* Given request: Copy only what runs from the line containing "Output the text content of this document." to the last line, both included, keeping it exact and omitting pictures.

* Records provided:
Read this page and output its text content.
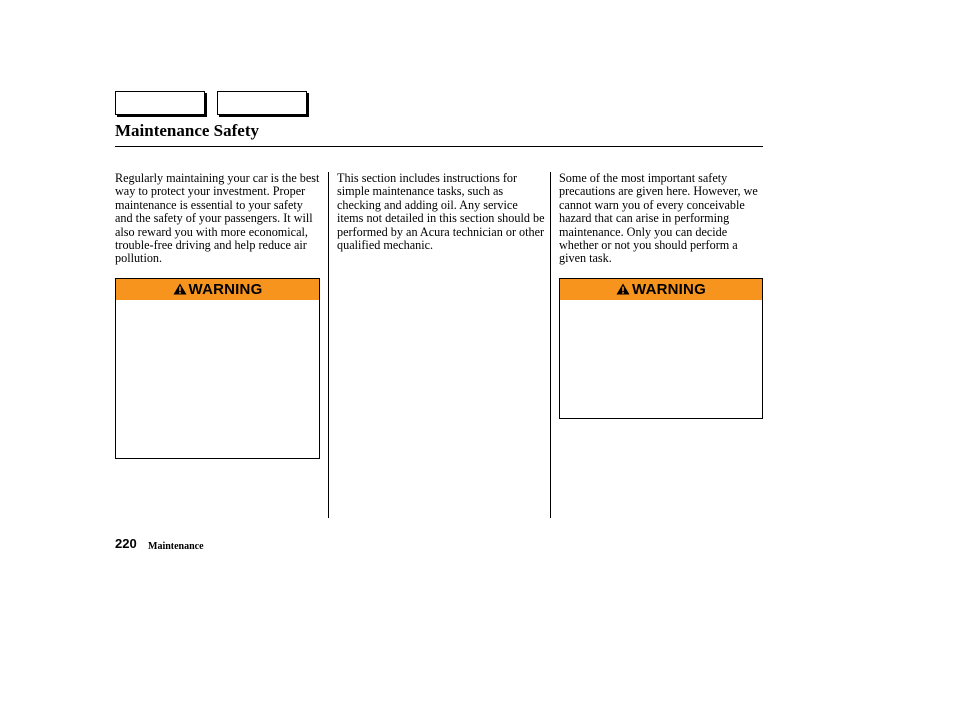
Maintenance Safety
Regularly maintaining your car is the best way to protect your investment. Proper maintenance is essential to your safety and the safety of your passengers. It will also reward you with more economical, trouble-free driving and help reduce air pollution.
This section includes instructions for simple maintenance tasks, such as checking and adding oil. Any service items not detailed in this section should be performed by an Acura technician or other qualified mechanic.
Some of the most important safety precautions are given here. However, we cannot warn you of every conceivable hazard that can arise in performing maintenance. Only you can decide whether or not you should perform a given task.
WARNING	WARNING
220 Maintenance
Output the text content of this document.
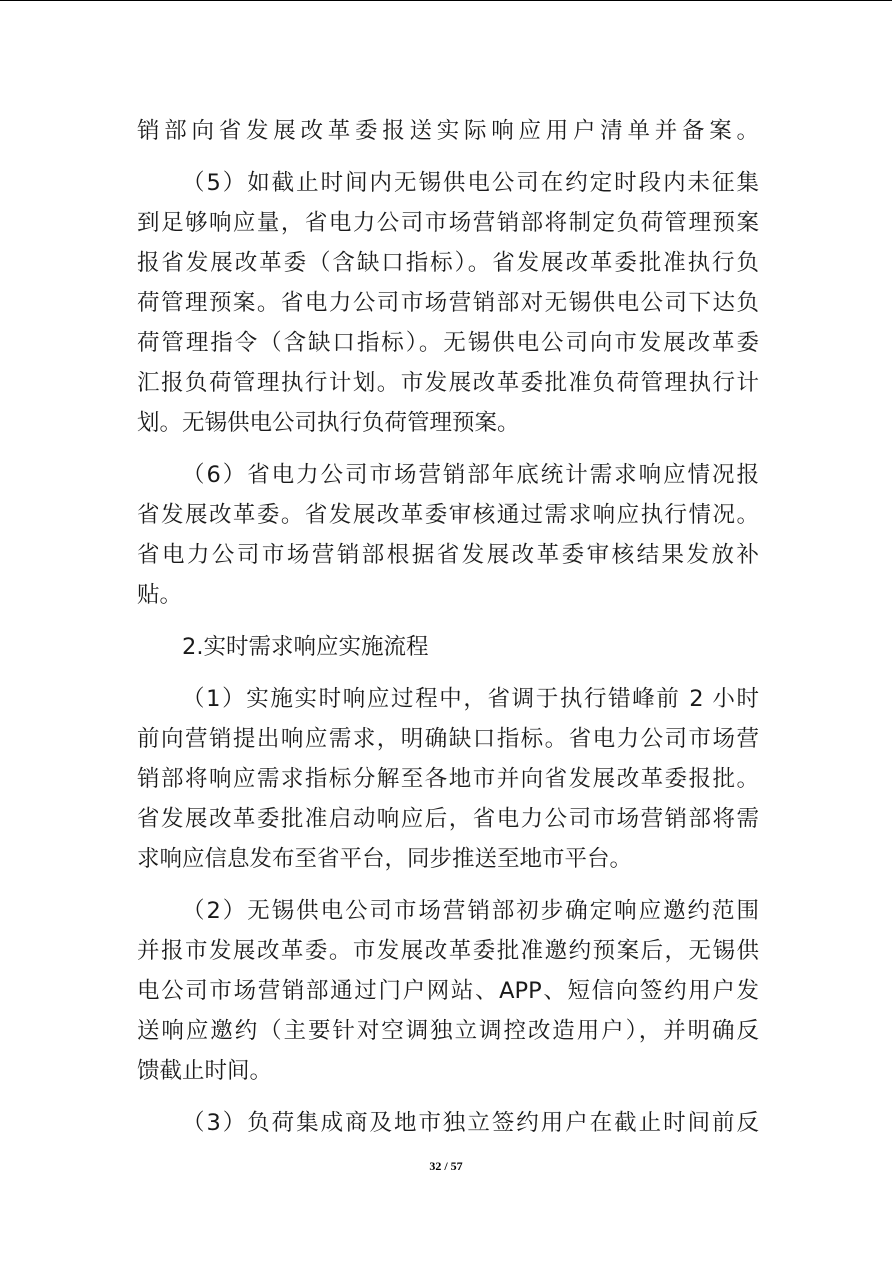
销部向省发展改革委报送实际响应用户清单并备案。
（5）如截止时间内无锡供电公司在约定时段内未征集
到足够响应量，省电力公司市场营销部将制定负荷管理预案
报省发展改革委（含缺口指标）。省发展改革委批准执行负
荷管理预案。省电力公司市场营销部对无锡供电公司下达负
荷管理指令（含缺口指标）。无锡供电公司向市发展改革委
汇报负荷管理执行计划。市发展改革委批准负荷管理执行计
划。无锡供电公司执行负荷管理预案。
（6）省电力公司市场营销部年底统计需求响应情况报
省发展改革委。省发展改革委审核通过需求响应执行情况。
省电力公司市场营销部根据省发展改革委审核结果发放补
贴。
2.实时需求响应实施流程
（1）实施实时响应过程中，省调于执行错峰前 2 小时
前向营销提出响应需求，明确缺口指标。省电力公司市场营
销部将响应需求指标分解至各地市并向省发展改革委报批。
省发展改革委批准启动响应后，省电力公司市场营销部将需
求响应信息发布至省平台，同步推送至地市平台。
（2）无锡供电公司市场营销部初步确定响应邀约范围
并报市发展改革委。市发展改革委批准邀约预案后，无锡供
电公司市场营销部通过门户网站、APP、短信向签约用户发
送响应邀约（主要针对空调独立调控改造用户），并明确反
馈截止时间。
（3）负荷集成商及地市独立签约用户在截止时间前反
32 / 57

* The solution:
Output the text content of this document.
销部向省发展改革委报送实际响应用户清单并备案。
（5）如截止时间内无锡供电公司在约定时段内未征集
到足够响应量，省电力公司市场营销部将制定负荷管理预案
报省发展改革委（含缺口指标）。省发展改革委批准执行负
荷管理预案。省电力公司市场营销部对无锡供电公司下达负
荷管理指令（含缺口指标）。无锡供电公司向市发展改革委
汇报负荷管理执行计划。市发展改革委批准负荷管理执行计
划。无锡供电公司执行负荷管理预案。
（6）省电力公司市场营销部年底统计需求响应情况报
省发展改革委。省发展改革委审核通过需求响应执行情况。
省电力公司市场营销部根据省发展改革委审核结果发放补
贴。
2.实时需求响应实施流程
（1）实施实时响应过程中，省调于执行错峰前 2 小时
前向营销提出响应需求，明确缺口指标。省电力公司市场营
销部将响应需求指标分解至各地市并向省发展改革委报批。
省发展改革委批准启动响应后，省电力公司市场营销部将需
求响应信息发布至省平台，同步推送至地市平台。
（2）无锡供电公司市场营销部初步确定响应邀约范围
并报市发展改革委。市发展改革委批准邀约预案后，无锡供
电公司市场营销部通过门户网站、APP、短信向签约用户发
送响应邀约（主要针对空调独立调控改造用户），并明确反
馈截止时间。
（3）负荷集成商及地市独立签约用户在截止时间前反
32 / 57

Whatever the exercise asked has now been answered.